--- Begin Input rows ---
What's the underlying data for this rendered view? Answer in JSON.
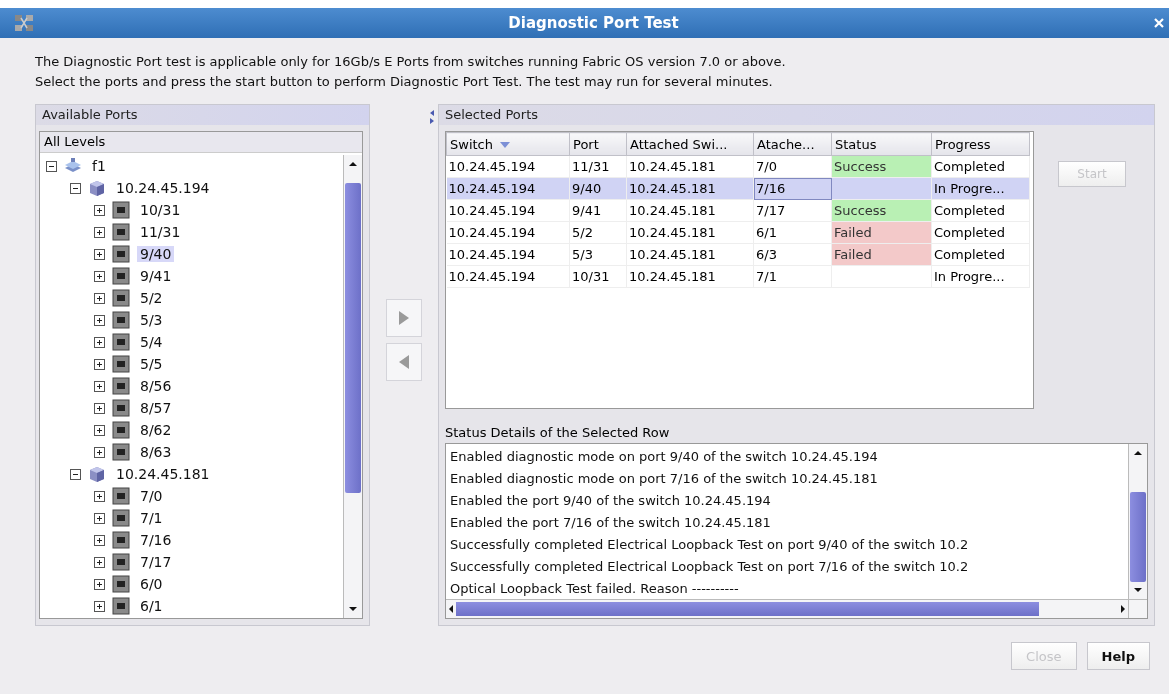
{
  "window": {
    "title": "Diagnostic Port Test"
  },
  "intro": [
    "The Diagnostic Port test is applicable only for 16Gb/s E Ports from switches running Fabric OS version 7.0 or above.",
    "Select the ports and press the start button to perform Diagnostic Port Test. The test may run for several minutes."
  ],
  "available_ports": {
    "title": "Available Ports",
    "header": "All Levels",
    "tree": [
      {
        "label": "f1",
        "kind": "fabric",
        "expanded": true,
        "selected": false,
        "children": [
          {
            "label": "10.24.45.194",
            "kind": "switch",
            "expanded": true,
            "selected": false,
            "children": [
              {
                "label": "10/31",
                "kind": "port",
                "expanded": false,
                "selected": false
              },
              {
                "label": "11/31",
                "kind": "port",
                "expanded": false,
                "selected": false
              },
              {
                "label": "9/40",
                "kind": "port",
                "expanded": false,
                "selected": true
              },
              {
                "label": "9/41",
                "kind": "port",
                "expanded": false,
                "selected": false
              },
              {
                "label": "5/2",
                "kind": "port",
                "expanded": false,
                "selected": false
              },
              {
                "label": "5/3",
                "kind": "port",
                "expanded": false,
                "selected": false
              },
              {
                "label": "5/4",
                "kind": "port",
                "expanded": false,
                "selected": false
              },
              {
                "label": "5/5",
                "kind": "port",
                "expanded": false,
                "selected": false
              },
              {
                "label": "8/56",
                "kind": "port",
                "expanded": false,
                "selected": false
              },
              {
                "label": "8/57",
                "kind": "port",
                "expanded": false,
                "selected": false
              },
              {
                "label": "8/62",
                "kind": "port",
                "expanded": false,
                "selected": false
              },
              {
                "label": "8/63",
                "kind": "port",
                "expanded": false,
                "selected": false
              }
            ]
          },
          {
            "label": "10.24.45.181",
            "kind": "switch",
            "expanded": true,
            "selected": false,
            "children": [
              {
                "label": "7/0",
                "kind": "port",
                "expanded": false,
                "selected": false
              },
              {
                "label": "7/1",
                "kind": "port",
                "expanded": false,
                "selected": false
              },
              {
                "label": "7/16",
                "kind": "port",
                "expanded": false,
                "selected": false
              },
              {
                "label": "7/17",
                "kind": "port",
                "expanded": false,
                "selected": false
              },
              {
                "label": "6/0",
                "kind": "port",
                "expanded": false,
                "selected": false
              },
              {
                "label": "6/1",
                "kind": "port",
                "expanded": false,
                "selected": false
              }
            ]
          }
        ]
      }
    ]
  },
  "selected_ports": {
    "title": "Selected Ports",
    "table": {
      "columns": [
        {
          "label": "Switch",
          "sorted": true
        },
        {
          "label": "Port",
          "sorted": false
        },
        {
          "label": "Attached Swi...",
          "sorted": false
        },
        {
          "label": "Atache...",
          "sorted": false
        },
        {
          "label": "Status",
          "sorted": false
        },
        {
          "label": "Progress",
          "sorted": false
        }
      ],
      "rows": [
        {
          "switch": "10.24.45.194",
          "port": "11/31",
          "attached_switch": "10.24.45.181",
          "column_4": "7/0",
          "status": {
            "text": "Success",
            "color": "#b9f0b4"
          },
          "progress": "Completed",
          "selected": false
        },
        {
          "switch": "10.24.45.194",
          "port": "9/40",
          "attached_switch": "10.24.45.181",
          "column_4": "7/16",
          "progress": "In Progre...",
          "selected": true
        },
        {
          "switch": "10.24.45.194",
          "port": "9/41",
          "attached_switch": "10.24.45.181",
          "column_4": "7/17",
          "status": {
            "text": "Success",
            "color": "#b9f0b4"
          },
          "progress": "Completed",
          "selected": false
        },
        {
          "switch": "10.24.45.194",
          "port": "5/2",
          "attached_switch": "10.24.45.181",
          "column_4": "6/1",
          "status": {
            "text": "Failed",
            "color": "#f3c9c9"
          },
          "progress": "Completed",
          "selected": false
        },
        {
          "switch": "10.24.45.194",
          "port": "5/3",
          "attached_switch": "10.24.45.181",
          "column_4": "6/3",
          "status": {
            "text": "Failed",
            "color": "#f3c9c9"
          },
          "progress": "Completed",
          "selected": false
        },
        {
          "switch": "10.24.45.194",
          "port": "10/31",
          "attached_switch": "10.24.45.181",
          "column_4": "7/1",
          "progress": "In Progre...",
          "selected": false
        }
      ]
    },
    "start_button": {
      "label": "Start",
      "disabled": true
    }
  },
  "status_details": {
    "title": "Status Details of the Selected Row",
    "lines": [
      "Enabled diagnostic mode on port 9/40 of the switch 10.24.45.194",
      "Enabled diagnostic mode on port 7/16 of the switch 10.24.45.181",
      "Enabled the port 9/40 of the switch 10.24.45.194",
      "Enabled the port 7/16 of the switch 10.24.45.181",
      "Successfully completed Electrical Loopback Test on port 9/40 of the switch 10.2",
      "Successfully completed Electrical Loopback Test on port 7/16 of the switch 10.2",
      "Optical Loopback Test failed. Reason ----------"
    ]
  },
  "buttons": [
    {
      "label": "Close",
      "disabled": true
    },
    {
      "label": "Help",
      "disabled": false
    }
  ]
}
--- End Input rows ---
--- Begin Input rows ---
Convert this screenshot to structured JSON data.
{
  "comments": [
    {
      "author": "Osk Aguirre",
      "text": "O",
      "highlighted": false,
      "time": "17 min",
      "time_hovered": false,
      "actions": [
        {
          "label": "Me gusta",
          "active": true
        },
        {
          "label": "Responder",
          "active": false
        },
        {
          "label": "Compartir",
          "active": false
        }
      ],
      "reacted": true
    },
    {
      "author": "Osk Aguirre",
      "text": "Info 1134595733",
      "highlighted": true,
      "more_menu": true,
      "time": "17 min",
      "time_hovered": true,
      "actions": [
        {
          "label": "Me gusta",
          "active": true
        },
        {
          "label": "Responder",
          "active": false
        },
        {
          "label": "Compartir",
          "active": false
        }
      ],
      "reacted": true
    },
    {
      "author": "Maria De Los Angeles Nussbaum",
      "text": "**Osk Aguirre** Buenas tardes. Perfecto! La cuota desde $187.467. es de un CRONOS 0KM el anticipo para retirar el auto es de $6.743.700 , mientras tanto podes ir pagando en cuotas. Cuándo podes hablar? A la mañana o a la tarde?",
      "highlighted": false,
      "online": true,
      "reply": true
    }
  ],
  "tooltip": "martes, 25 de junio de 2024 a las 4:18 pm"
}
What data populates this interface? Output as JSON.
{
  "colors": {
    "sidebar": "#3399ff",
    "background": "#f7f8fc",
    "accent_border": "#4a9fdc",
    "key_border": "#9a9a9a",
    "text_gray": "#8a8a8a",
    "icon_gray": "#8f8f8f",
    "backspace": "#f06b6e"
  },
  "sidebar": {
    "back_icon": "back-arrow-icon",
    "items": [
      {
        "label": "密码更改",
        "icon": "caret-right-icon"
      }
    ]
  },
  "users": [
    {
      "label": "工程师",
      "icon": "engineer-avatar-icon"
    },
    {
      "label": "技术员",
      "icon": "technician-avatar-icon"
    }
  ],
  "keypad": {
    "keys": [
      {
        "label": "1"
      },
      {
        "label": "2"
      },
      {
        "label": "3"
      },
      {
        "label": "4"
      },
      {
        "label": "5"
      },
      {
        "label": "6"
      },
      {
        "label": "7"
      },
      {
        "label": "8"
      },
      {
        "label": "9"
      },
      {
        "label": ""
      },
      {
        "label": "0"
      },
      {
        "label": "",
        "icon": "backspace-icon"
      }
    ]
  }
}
--- End Input rows ---
--- Begin Input rows ---
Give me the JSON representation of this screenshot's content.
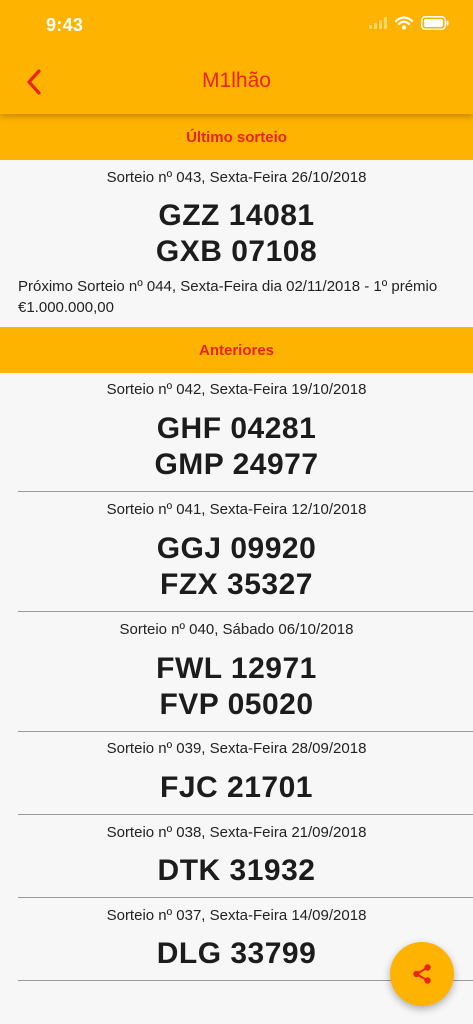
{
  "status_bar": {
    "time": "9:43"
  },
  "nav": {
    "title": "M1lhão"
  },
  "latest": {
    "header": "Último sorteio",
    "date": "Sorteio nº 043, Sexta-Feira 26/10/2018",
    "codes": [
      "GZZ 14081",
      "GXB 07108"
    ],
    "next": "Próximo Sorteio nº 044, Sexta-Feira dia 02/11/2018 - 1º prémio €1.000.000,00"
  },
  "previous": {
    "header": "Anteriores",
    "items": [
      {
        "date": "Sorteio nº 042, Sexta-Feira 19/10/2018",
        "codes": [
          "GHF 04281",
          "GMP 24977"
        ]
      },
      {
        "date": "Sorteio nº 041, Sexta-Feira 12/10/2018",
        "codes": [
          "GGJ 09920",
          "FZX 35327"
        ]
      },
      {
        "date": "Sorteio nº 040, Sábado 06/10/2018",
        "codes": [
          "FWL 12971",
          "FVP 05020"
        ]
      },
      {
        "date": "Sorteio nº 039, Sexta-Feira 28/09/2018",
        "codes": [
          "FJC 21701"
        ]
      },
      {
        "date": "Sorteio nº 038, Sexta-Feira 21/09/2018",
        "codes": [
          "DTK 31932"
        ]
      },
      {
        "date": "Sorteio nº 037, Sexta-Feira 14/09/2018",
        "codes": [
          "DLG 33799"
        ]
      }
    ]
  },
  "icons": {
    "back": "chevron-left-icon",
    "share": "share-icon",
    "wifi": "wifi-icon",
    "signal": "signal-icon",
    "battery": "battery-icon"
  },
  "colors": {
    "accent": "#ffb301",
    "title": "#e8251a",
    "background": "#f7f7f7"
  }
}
--- End Input rows ---
**Stated exercise**
Search the material above for "screenshot". Pull out each line where it shows up.

**Solution for this exercise**
Convert this screenshot to structured JSON data.
Give me the JSON representation of this screenshot's content.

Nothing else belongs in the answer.